◆ **Aim of the exercise**
Retype the records that follow, every line exactly as written.
Data extract START
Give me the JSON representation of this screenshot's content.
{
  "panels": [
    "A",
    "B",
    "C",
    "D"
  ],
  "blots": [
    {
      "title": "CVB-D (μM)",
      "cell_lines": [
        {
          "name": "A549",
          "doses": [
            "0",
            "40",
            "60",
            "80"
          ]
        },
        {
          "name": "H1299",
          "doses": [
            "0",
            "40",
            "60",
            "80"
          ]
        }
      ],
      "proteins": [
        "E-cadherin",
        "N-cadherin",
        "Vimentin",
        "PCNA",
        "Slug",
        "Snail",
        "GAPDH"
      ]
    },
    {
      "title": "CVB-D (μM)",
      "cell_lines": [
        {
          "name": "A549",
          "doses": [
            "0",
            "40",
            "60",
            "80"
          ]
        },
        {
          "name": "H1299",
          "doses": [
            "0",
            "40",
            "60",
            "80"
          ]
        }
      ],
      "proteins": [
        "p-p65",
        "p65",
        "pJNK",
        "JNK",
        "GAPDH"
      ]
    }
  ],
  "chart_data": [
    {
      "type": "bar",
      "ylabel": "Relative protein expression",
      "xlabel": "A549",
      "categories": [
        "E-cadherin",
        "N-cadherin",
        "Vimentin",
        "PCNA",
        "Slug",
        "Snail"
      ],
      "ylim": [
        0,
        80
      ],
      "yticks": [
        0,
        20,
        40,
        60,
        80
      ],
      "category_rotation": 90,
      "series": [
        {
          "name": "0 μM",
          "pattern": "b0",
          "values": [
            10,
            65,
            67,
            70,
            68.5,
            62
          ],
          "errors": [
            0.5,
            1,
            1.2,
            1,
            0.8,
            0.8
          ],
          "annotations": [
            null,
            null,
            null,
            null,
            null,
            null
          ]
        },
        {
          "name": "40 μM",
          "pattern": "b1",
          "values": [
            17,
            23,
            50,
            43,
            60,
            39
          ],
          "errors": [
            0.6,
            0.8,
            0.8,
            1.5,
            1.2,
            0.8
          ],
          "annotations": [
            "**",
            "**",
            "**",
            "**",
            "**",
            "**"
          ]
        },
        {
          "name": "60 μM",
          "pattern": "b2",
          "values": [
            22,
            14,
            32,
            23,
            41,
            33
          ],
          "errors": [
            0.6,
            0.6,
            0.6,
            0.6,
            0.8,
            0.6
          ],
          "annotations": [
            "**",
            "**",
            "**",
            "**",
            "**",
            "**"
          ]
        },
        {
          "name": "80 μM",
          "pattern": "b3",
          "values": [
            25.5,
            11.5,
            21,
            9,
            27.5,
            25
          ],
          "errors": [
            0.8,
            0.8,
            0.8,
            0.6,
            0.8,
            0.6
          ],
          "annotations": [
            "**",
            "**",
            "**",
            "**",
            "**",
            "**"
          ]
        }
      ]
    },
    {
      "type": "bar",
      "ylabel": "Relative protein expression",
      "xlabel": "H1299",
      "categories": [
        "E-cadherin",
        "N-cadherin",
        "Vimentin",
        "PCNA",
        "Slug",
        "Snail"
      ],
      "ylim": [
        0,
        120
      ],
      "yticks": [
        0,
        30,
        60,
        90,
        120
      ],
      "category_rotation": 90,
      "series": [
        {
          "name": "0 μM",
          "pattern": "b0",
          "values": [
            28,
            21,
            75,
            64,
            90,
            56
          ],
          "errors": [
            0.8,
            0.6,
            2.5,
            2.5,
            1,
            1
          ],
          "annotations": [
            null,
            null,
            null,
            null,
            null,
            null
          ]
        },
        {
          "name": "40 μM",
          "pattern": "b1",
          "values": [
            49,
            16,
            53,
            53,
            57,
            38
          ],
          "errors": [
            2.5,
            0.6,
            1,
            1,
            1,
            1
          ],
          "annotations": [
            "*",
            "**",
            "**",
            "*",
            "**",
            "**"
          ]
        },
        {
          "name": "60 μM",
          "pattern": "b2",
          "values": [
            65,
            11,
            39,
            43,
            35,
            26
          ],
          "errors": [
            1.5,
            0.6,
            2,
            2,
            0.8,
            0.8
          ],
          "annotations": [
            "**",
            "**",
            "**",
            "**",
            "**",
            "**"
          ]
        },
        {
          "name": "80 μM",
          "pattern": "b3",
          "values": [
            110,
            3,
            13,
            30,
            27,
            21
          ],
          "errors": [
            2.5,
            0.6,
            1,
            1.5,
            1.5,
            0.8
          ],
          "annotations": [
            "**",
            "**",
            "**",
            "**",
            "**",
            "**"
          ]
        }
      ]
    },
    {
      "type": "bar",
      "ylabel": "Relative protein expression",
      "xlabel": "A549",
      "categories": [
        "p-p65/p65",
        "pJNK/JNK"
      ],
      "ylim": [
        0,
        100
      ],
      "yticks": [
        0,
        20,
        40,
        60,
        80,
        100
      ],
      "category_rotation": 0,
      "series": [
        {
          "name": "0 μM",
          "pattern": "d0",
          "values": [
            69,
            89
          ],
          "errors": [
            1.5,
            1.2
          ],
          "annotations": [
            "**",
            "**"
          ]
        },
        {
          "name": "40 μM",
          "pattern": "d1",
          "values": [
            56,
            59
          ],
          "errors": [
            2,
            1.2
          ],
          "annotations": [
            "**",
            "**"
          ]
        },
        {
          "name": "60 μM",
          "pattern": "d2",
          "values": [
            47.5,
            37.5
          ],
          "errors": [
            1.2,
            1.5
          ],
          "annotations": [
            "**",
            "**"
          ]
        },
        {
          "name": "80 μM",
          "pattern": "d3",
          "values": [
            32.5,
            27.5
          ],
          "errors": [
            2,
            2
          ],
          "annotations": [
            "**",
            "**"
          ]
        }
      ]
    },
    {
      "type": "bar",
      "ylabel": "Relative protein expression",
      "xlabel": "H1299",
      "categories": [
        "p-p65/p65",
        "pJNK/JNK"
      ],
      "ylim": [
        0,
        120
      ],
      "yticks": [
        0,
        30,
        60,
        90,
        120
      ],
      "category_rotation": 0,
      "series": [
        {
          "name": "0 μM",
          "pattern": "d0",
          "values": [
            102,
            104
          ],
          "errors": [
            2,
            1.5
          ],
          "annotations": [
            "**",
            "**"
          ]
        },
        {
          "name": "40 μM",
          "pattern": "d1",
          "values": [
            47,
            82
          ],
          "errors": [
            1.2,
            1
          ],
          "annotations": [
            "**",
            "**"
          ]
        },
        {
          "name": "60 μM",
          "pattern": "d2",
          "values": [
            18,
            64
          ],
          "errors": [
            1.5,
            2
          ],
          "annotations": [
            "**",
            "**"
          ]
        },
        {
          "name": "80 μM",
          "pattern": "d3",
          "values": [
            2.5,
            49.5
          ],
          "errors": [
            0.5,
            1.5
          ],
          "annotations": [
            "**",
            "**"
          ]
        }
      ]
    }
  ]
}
Data extract END
◆ **Solved problem**
Give me the JSON representation of this screenshot's content.
{
  "panels": [
    "A",
    "B",
    "C",
    "D"
  ],
  "blots": [
    {
      "title": "CVB-D (μM)",
      "cell_lines": [
        {
          "name": "A549",
          "doses": [
            "0",
            "40",
            "60",
            "80"
          ]
        },
        {
          "name": "H1299",
          "doses": [
            "0",
            "40",
            "60",
            "80"
          ]
        }
      ],
      "proteins": [
        "E-cadherin",
        "N-cadherin",
        "Vimentin",
        "PCNA",
        "Slug",
        "Snail",
        "GAPDH"
      ]
    },
    {
      "title": "CVB-D (μM)",
      "cell_lines": [
        {
          "name": "A549",
          "doses": [
            "0",
            "40",
            "60",
            "80"
          ]
        },
        {
          "name": "H1299",
          "doses": [
            "0",
            "40",
            "60",
            "80"
          ]
        }
      ],
      "proteins": [
        "p-p65",
        "p65",
        "pJNK",
        "JNK",
        "GAPDH"
      ]
    }
  ],
  "chart_data": [
    {
      "type": "bar",
      "ylabel": "Relative protein expression",
      "xlabel": "A549",
      "categories": [
        "E-cadherin",
        "N-cadherin",
        "Vimentin",
        "PCNA",
        "Slug",
        "Snail"
      ],
      "ylim": [
        0,
        80
      ],
      "yticks": [
        0,
        20,
        40,
        60,
        80
      ],
      "category_rotation": 90,
      "series": [
        {
          "name": "0 μM",
          "pattern": "b0",
          "values": [
            10,
            65,
            67,
            70,
            68.5,
            62
          ],
          "errors": [
            0.5,
            1,
            1.2,
            1,
            0.8,
            0.8
          ],
          "annotations": [
            null,
            null,
            null,
            null,
            null,
            null
          ]
        },
        {
          "name": "40 μM",
          "pattern": "b1",
          "values": [
            17,
            23,
            50,
            43,
            60,
            39
          ],
          "errors": [
            0.6,
            0.8,
            0.8,
            1.5,
            1.2,
            0.8
          ],
          "annotations": [
            "**",
            "**",
            "**",
            "**",
            "**",
            "**"
          ]
        },
        {
          "name": "60 μM",
          "pattern": "b2",
          "values": [
            22,
            14,
            32,
            23,
            41,
            33
          ],
          "errors": [
            0.6,
            0.6,
            0.6,
            0.6,
            0.8,
            0.6
          ],
          "annotations": [
            "**",
            "**",
            "**",
            "**",
            "**",
            "**"
          ]
        },
        {
          "name": "80 μM",
          "pattern": "b3",
          "values": [
            25.5,
            11.5,
            21,
            9,
            27.5,
            25
          ],
          "errors": [
            0.8,
            0.8,
            0.8,
            0.6,
            0.8,
            0.6
          ],
          "annotations": [
            "**",
            "**",
            "**",
            "**",
            "**",
            "**"
          ]
        }
      ]
    },
    {
      "type": "bar",
      "ylabel": "Relative protein expression",
      "xlabel": "H1299",
      "categories": [
        "E-cadherin",
        "N-cadherin",
        "Vimentin",
        "PCNA",
        "Slug",
        "Snail"
      ],
      "ylim": [
        0,
        120
      ],
      "yticks": [
        0,
        30,
        60,
        90,
        120
      ],
      "category_rotation": 90,
      "series": [
        {
          "name": "0 μM",
          "pattern": "b0",
          "values": [
            28,
            21,
            75,
            64,
            90,
            56
          ],
          "errors": [
            0.8,
            0.6,
            2.5,
            2.5,
            1,
            1
          ],
          "annotations": [
            null,
            null,
            null,
            null,
            null,
            null
          ]
        },
        {
          "name": "40 μM",
          "pattern": "b1",
          "values": [
            49,
            16,
            53,
            53,
            57,
            38
          ],
          "errors": [
            2.5,
            0.6,
            1,
            1,
            1,
            1
          ],
          "annotations": [
            "*",
            "**",
            "**",
            "*",
            "**",
            "**"
          ]
        },
        {
          "name": "60 μM",
          "pattern": "b2",
          "values": [
            65,
            11,
            39,
            43,
            35,
            26
          ],
          "errors": [
            1.5,
            0.6,
            2,
            2,
            0.8,
            0.8
          ],
          "annotations": [
            "**",
            "**",
            "**",
            "**",
            "**",
            "**"
          ]
        },
        {
          "name": "80 μM",
          "pattern": "b3",
          "values": [
            110,
            3,
            13,
            30,
            27,
            21
          ],
          "errors": [
            2.5,
            0.6,
            1,
            1.5,
            1.5,
            0.8
          ],
          "annotations": [
            "**",
            "**",
            "**",
            "**",
            "**",
            "**"
          ]
        }
      ]
    },
    {
      "type": "bar",
      "ylabel": "Relative protein expression",
      "xlabel": "A549",
      "categories": [
        "p-p65/p65",
        "pJNK/JNK"
      ],
      "ylim": [
        0,
        100
      ],
      "yticks": [
        0,
        20,
        40,
        60,
        80,
        100
      ],
      "category_rotation": 0,
      "series": [
        {
          "name": "0 μM",
          "pattern": "d0",
          "values": [
            69,
            89
          ],
          "errors": [
            1.5,
            1.2
          ],
          "annotations": [
            "**",
            "**"
          ]
        },
        {
          "name": "40 μM",
          "pattern": "d1",
          "values": [
            56,
            59
          ],
          "errors": [
            2,
            1.2
          ],
          "annotations": [
            "**",
            "**"
          ]
        },
        {
          "name": "60 μM",
          "pattern": "d2",
          "values": [
            47.5,
            37.5
          ],
          "errors": [
            1.2,
            1.5
          ],
          "annotations": [
            "**",
            "**"
          ]
        },
        {
          "name": "80 μM",
          "pattern": "d3",
          "values": [
            32.5,
            27.5
          ],
          "errors": [
            2,
            2
          ],
          "annotations": [
            "**",
            "**"
          ]
        }
      ]
    },
    {
      "type": "bar",
      "ylabel": "Relative protein expression",
      "xlabel": "H1299",
      "categories": [
        "p-p65/p65",
        "pJNK/JNK"
      ],
      "ylim": [
        0,
        120
      ],
      "yticks": [
        0,
        30,
        60,
        90,
        120
      ],
      "category_rotation": 0,
      "series": [
        {
          "name": "0 μM",
          "pattern": "d0",
          "values": [
            102,
            104
          ],
          "errors": [
            2,
            1.5
          ],
          "annotations": [
            "**",
            "**"
          ]
        },
        {
          "name": "40 μM",
          "pattern": "d1",
          "values": [
            47,
            82
          ],
          "errors": [
            1.2,
            1
          ],
          "annotations": [
            "**",
            "**"
          ]
        },
        {
          "name": "60 μM",
          "pattern": "d2",
          "values": [
            18,
            64
          ],
          "errors": [
            1.5,
            2
          ],
          "annotations": [
            "**",
            "**"
          ]
        },
        {
          "name": "80 μM",
          "pattern": "d3",
          "values": [
            2.5,
            49.5
          ],
          "errors": [
            0.5,
            1.5
          ],
          "annotations": [
            "**",
            "**"
          ]
        }
      ]
    }
  ]
}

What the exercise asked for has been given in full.